## CHALLENGE
Each record below must be returned exactly as shown.

-- Start MATERIAL FOR THIS TASK --

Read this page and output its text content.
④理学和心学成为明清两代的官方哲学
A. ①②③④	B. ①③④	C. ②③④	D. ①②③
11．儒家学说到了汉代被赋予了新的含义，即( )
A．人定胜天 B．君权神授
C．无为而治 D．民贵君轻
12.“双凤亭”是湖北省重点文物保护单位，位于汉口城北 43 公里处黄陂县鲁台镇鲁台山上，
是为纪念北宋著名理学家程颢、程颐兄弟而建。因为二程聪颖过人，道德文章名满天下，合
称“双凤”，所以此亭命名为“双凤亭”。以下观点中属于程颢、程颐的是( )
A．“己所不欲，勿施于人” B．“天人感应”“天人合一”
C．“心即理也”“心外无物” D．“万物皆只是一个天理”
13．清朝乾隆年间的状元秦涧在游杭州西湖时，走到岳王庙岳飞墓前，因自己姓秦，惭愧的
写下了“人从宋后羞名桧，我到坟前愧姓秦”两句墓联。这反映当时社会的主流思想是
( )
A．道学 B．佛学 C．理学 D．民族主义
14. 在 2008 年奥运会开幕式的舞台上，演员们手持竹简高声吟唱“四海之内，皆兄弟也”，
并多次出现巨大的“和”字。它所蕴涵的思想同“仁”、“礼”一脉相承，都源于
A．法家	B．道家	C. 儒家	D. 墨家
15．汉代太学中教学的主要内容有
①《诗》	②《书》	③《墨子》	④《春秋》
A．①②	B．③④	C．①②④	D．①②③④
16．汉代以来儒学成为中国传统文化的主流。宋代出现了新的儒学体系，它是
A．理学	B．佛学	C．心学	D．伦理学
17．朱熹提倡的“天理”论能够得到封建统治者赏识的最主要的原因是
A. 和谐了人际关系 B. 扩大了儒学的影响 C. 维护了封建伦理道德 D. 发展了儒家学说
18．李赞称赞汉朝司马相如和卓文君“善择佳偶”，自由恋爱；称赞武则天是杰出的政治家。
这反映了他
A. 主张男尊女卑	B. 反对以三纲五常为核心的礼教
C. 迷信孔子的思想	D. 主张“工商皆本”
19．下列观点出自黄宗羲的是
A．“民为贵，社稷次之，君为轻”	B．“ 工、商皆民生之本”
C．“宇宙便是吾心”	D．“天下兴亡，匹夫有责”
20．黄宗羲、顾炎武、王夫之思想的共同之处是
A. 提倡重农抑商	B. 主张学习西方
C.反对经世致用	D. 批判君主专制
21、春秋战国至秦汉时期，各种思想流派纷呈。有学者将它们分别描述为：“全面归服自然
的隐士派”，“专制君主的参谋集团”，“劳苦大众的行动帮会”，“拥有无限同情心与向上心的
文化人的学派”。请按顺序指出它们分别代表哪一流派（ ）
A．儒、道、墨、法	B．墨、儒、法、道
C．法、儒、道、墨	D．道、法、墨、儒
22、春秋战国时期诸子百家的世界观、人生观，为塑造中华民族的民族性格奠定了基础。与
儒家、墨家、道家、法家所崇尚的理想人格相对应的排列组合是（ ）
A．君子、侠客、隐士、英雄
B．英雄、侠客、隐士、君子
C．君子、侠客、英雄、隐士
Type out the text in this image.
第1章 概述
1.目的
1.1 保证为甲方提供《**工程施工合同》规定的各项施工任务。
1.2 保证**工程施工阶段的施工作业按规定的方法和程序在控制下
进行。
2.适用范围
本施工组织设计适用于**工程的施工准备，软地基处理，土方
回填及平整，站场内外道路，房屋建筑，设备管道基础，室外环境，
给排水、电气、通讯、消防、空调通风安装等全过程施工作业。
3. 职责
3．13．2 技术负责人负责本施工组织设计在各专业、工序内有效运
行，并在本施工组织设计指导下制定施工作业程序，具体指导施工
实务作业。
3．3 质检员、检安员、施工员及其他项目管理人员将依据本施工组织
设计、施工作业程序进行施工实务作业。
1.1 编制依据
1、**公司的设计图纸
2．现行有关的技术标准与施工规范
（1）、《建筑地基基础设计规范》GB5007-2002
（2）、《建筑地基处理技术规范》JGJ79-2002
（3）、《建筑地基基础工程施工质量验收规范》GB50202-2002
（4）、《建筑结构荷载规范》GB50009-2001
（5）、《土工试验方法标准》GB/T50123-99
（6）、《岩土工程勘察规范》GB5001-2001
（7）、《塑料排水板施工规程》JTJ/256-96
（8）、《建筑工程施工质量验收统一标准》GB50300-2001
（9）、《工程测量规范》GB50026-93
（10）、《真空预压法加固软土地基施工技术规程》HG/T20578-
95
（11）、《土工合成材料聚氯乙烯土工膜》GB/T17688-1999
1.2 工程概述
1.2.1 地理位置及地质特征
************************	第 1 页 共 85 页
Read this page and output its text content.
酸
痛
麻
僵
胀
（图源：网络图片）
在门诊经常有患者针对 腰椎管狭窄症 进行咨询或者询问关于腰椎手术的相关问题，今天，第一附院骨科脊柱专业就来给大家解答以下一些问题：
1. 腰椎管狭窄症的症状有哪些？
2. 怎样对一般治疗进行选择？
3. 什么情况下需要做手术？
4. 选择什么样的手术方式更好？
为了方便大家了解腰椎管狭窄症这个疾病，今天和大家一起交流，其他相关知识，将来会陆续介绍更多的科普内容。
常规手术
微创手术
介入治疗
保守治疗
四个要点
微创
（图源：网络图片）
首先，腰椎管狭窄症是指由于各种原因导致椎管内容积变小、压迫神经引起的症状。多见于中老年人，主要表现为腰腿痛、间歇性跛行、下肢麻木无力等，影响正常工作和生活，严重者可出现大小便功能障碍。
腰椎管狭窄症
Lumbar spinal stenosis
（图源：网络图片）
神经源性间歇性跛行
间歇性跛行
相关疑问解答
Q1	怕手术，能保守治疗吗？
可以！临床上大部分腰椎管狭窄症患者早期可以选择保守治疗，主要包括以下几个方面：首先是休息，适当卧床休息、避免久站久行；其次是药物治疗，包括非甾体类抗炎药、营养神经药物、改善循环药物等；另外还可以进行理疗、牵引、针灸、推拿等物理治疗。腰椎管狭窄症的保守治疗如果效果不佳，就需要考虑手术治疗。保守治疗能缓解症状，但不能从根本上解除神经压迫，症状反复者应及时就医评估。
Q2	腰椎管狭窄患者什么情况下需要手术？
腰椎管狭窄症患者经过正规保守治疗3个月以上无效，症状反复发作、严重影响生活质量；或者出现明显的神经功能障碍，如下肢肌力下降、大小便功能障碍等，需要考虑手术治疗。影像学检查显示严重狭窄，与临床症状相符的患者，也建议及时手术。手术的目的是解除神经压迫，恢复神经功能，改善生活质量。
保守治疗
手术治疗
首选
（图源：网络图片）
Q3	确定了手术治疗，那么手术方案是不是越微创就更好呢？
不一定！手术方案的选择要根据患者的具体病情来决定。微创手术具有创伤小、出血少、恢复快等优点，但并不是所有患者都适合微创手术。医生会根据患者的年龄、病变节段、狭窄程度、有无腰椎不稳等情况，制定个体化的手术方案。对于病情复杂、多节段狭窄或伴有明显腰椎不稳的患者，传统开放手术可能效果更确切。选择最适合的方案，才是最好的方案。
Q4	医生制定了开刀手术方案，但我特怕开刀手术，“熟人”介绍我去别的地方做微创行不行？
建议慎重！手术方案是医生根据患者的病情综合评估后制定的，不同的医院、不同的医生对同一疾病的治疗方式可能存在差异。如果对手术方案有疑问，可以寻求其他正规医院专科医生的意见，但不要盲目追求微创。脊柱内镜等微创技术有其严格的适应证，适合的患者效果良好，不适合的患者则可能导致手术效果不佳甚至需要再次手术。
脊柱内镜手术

-- End MATERIAL FOR THIS TASK --

## RESPONSE FOR THIS EXERCISE
Read this page and output its text content.
④理学和心学成为明清两代的官方哲学
A. ①②③④	B. ①③④	C. ②③④	D. ①②③
11．儒家学说到了汉代被赋予了新的含义，即( )
A．人定胜天 B．君权神授
C．无为而治 D．民贵君轻
12.“双凤亭”是湖北省重点文物保护单位，位于汉口城北 43 公里处黄陂县鲁台镇鲁台山上，
是为纪念北宋著名理学家程颢、程颐兄弟而建。因为二程聪颖过人，道德文章名满天下，合
称“双凤”，所以此亭命名为“双凤亭”。以下观点中属于程颢、程颐的是( )
A．“己所不欲，勿施于人” B．“天人感应”“天人合一”
C．“心即理也”“心外无物” D．“万物皆只是一个天理”
13．清朝乾隆年间的状元秦涧在游杭州西湖时，走到岳王庙岳飞墓前，因自己姓秦，惭愧的
写下了“人从宋后羞名桧，我到坟前愧姓秦”两句墓联。这反映当时社会的主流思想是
( )
A．道学 B．佛学 C．理学 D．民族主义
14. 在 2008 年奥运会开幕式的舞台上，演员们手持竹简高声吟唱“四海之内，皆兄弟也”，
并多次出现巨大的“和”字。它所蕴涵的思想同“仁”、“礼”一脉相承，都源于
A．法家	B．道家	C. 儒家	D. 墨家
15．汉代太学中教学的主要内容有
①《诗》	②《书》	③《墨子》	④《春秋》
A．①②	B．③④	C．①②④	D．①②③④
16．汉代以来儒学成为中国传统文化的主流。宋代出现了新的儒学体系，它是
A．理学	B．佛学	C．心学	D．伦理学
17．朱熹提倡的“天理”论能够得到封建统治者赏识的最主要的原因是
A. 和谐了人际关系 B. 扩大了儒学的影响 C. 维护了封建伦理道德 D. 发展了儒家学说
18．李赞称赞汉朝司马相如和卓文君“善择佳偶”，自由恋爱；称赞武则天是杰出的政治家。
这反映了他
A. 主张男尊女卑	B. 反对以三纲五常为核心的礼教
C. 迷信孔子的思想	D. 主张“工商皆本”
19．下列观点出自黄宗羲的是
A．“民为贵，社稷次之，君为轻”	B．“ 工、商皆民生之本”
C．“宇宙便是吾心”	D．“天下兴亡，匹夫有责”
20．黄宗羲、顾炎武、王夫之思想的共同之处是
A. 提倡重农抑商	B. 主张学习西方
C.反对经世致用	D. 批判君主专制
21、春秋战国至秦汉时期，各种思想流派纷呈。有学者将它们分别描述为：“全面归服自然
的隐士派”，“专制君主的参谋集团”，“劳苦大众的行动帮会”，“拥有无限同情心与向上心的
文化人的学派”。请按顺序指出它们分别代表哪一流派（ ）
A．儒、道、墨、法	B．墨、儒、法、道
C．法、儒、道、墨	D．道、法、墨、儒
22、春秋战国时期诸子百家的世界观、人生观，为塑造中华民族的民族性格奠定了基础。与
儒家、墨家、道家、法家所崇尚的理想人格相对应的排列组合是（ ）
A．君子、侠客、隐士、英雄
B．英雄、侠客、隐士、君子
C．君子、侠客、英雄、隐士
Type out the text in this image.
第1章 概述
1.目的
1.1 保证为甲方提供《**工程施工合同》规定的各项施工任务。
1.2 保证**工程施工阶段的施工作业按规定的方法和程序在控制下
进行。
2.适用范围
本施工组织设计适用于**工程的施工准备，软地基处理，土方
回填及平整，站场内外道路，房屋建筑，设备管道基础，室外环境，
给排水、电气、通讯、消防、空调通风安装等全过程施工作业。
3. 职责
3．13．2 技术负责人负责本施工组织设计在各专业、工序内有效运
行，并在本施工组织设计指导下制定施工作业程序，具体指导施工
实务作业。
3．3 质检员、检安员、施工员及其他项目管理人员将依据本施工组织
设计、施工作业程序进行施工实务作业。
1.1 编制依据
1、**公司的设计图纸
2．现行有关的技术标准与施工规范
（1）、《建筑地基基础设计规范》GB5007-2002
（2）、《建筑地基处理技术规范》JGJ79-2002
（3）、《建筑地基基础工程施工质量验收规范》GB50202-2002
（4）、《建筑结构荷载规范》GB50009-2001
（5）、《土工试验方法标准》GB/T50123-99
（6）、《岩土工程勘察规范》GB5001-2001
（7）、《塑料排水板施工规程》JTJ/256-96
（8）、《建筑工程施工质量验收统一标准》GB50300-2001
（9）、《工程测量规范》GB50026-93
（10）、《真空预压法加固软土地基施工技术规程》HG/T20578-
95
（11）、《土工合成材料聚氯乙烯土工膜》GB/T17688-1999
1.2 工程概述
1.2.1 地理位置及地质特征
************************	第 1 页 共 85 页
Read this page and output its text content.
酸
痛
麻
僵
胀
（图源：网络图片）
在门诊经常有患者针对 腰椎管狭窄症 进行咨询或者询问关于腰椎手术的相关问题，今天，第一附院骨科脊柱专业就来给大家解答以下一些问题：
1. 腰椎管狭窄症的症状有哪些？
2. 怎样对一般治疗进行选择？
3. 什么情况下需要做手术？
4. 选择什么样的手术方式更好？
为了方便大家了解腰椎管狭窄症这个疾病，今天和大家一起交流，其他相关知识，将来会陆续介绍更多的科普内容。
常规手术
微创手术
介入治疗
保守治疗
四个要点
微创
（图源：网络图片）
首先，腰椎管狭窄症是指由于各种原因导致椎管内容积变小、压迫神经引起的症状。多见于中老年人，主要表现为腰腿痛、间歇性跛行、下肢麻木无力等，影响正常工作和生活，严重者可出现大小便功能障碍。
腰椎管狭窄症
Lumbar spinal stenosis
（图源：网络图片）
神经源性间歇性跛行
间歇性跛行
相关疑问解答
Q1	怕手术，能保守治疗吗？
可以！临床上大部分腰椎管狭窄症患者早期可以选择保守治疗，主要包括以下几个方面：首先是休息，适当卧床休息、避免久站久行；其次是药物治疗，包括非甾体类抗炎药、营养神经药物、改善循环药物等；另外还可以进行理疗、牵引、针灸、推拿等物理治疗。腰椎管狭窄症的保守治疗如果效果不佳，就需要考虑手术治疗。保守治疗能缓解症状，但不能从根本上解除神经压迫，症状反复者应及时就医评估。
Q2	腰椎管狭窄患者什么情况下需要手术？
腰椎管狭窄症患者经过正规保守治疗3个月以上无效，症状反复发作、严重影响生活质量；或者出现明显的神经功能障碍，如下肢肌力下降、大小便功能障碍等，需要考虑手术治疗。影像学检查显示严重狭窄，与临床症状相符的患者，也建议及时手术。手术的目的是解除神经压迫，恢复神经功能，改善生活质量。
保守治疗
手术治疗
首选
（图源：网络图片）
Q3	确定了手术治疗，那么手术方案是不是越微创就更好呢？
不一定！手术方案的选择要根据患者的具体病情来决定。微创手术具有创伤小、出血少、恢复快等优点，但并不是所有患者都适合微创手术。医生会根据患者的年龄、病变节段、狭窄程度、有无腰椎不稳等情况，制定个体化的手术方案。对于病情复杂、多节段狭窄或伴有明显腰椎不稳的患者，传统开放手术可能效果更确切。选择最适合的方案，才是最好的方案。
Q4	医生制定了开刀手术方案，但我特怕开刀手术，“熟人”介绍我去别的地方做微创行不行？
建议慎重！手术方案是医生根据患者的病情综合评估后制定的，不同的医院、不同的医生对同一疾病的治疗方式可能存在差异。如果对手术方案有疑问，可以寻求其他正规医院专科医生的意见，但不要盲目追求微创。脊柱内镜等微创技术有其严格的适应证，适合的患者效果良好，不适合的患者则可能导致手术效果不佳甚至需要再次手术。
脊柱内镜手术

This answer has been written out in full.